==== Material supplied ====

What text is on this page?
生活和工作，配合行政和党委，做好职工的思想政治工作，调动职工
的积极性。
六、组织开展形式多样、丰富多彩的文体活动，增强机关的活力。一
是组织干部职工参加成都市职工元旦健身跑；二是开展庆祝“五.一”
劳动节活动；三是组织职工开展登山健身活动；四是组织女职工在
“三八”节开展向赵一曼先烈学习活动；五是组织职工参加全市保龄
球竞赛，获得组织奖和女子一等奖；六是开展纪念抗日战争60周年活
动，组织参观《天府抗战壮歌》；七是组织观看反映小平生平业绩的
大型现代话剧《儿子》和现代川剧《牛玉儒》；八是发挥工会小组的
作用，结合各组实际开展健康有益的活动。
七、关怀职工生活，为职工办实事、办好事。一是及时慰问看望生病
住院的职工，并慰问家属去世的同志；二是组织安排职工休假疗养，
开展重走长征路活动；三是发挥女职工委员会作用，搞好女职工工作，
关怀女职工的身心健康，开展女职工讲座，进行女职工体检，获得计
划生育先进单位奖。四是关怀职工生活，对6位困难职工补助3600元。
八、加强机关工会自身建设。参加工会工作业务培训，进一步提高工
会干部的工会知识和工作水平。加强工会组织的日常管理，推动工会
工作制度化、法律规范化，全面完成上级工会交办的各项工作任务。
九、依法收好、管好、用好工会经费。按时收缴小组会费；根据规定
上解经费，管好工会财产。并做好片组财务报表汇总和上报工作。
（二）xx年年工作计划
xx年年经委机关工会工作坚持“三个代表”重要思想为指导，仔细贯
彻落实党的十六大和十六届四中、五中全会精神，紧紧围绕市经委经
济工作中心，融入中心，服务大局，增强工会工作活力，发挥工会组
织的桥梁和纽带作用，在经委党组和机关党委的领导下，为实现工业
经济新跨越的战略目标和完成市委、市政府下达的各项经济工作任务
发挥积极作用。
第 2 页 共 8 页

====

Goal – Go through the listing and print each line exactly as it appears.

In response –
What text is on this page?
生活和工作，配合行政和党委，做好职工的思想政治工作，调动职工
的积极性。
六、组织开展形式多样、丰富多彩的文体活动，增强机关的活力。一
是组织干部职工参加成都市职工元旦健身跑；二是开展庆祝“五.一”
劳动节活动；三是组织职工开展登山健身活动；四是组织女职工在
“三八”节开展向赵一曼先烈学习活动；五是组织职工参加全市保龄
球竞赛，获得组织奖和女子一等奖；六是开展纪念抗日战争60周年活
动，组织参观《天府抗战壮歌》；七是组织观看反映小平生平业绩的
大型现代话剧《儿子》和现代川剧《牛玉儒》；八是发挥工会小组的
作用，结合各组实际开展健康有益的活动。
七、关怀职工生活，为职工办实事、办好事。一是及时慰问看望生病
住院的职工，并慰问家属去世的同志；二是组织安排职工休假疗养，
开展重走长征路活动；三是发挥女职工委员会作用，搞好女职工工作，
关怀女职工的身心健康，开展女职工讲座，进行女职工体检，获得计
划生育先进单位奖。四是关怀职工生活，对6位困难职工补助3600元。
八、加强机关工会自身建设。参加工会工作业务培训，进一步提高工
会干部的工会知识和工作水平。加强工会组织的日常管理，推动工会
工作制度化、法律规范化，全面完成上级工会交办的各项工作任务。
九、依法收好、管好、用好工会经费。按时收缴小组会费；根据规定
上解经费，管好工会财产。并做好片组财务报表汇总和上报工作。
（二）xx年年工作计划
xx年年经委机关工会工作坚持“三个代表”重要思想为指导，仔细贯
彻落实党的十六大和十六届四中、五中全会精神，紧紧围绕市经委经
济工作中心，融入中心，服务大局，增强工会工作活力，发挥工会组
织的桥梁和纽带作用，在经委党组和机关党委的领导下，为实现工业
经济新跨越的战略目标和完成市委、市政府下达的各项经济工作任务
发挥积极作用。
第 2 页 共 8 页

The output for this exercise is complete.